Provided data –
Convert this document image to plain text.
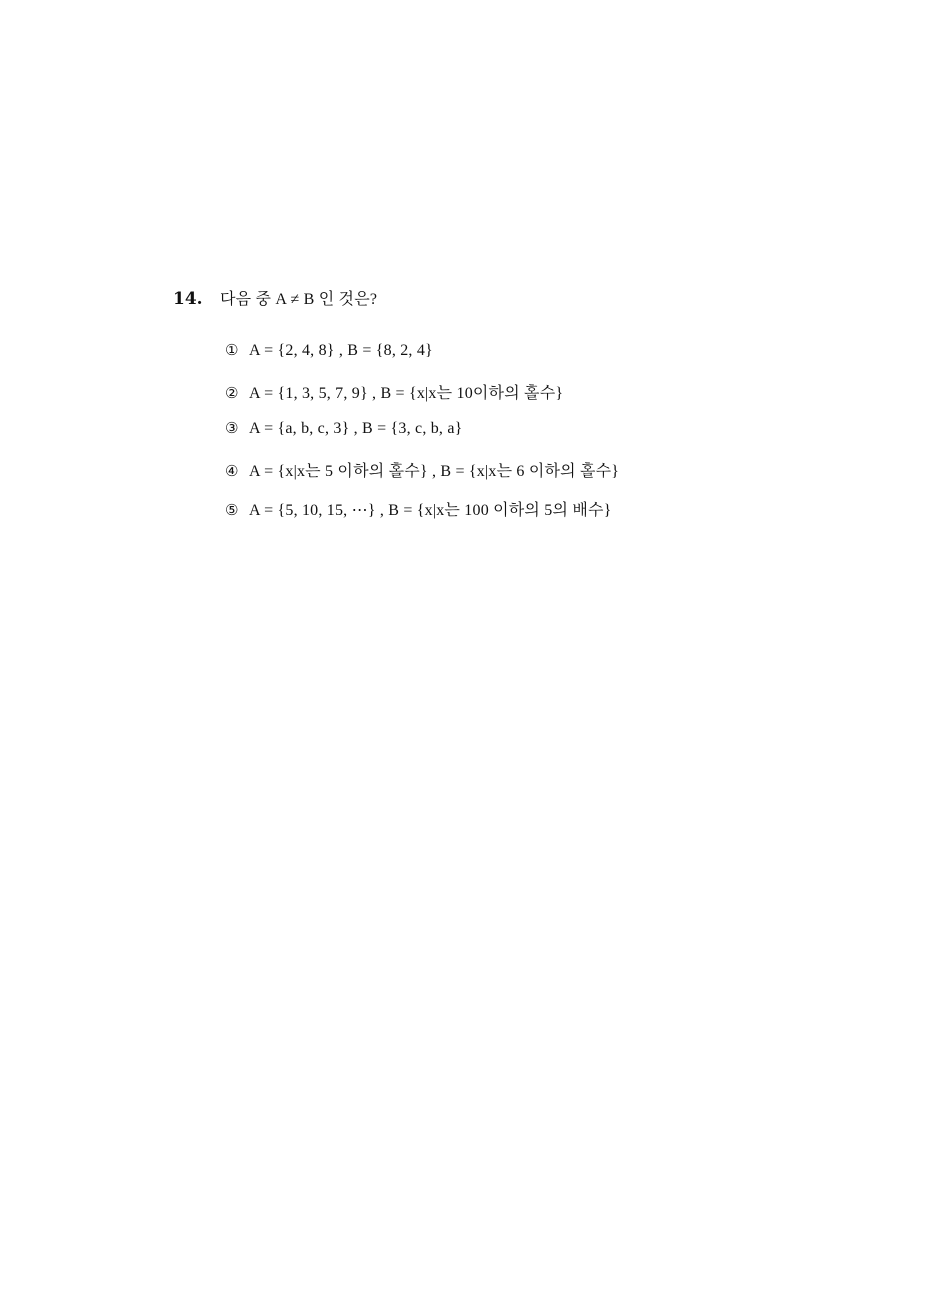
14.	다음 중 A ≠ B 인 것은?
① A = {2, 4, 8} , B = {8, 2, 4}
② A = {1, 3, 5, 7, 9} , B = {x|x는 10이하의 홀수}
③ A = {a, b, c, 3} , B = {3, c, b, a}
④ A = {x|x는 5 이하의 홀수} , B = {x|x는 6 이하의 홀수}
⑤ A = {5, 10, 15, ⋯} , B = {x|x는 100 이하의 5의 배수}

Objective –
Transcribe every record above exactly, leaving out the pictures.

Problem solution –
Convert this document image to plain text.
14.	다음 중 A ≠ B 인 것은?
① A = {2, 4, 8} , B = {8, 2, 4}
② A = {1, 3, 5, 7, 9} , B = {x|x는 10이하의 홀수}
③ A = {a, b, c, 3} , B = {3, c, b, a}
④ A = {x|x는 5 이하의 홀수} , B = {x|x는 6 이하의 홀수}
⑤ A = {5, 10, 15, ⋯} , B = {x|x는 100 이하의 5의 배수}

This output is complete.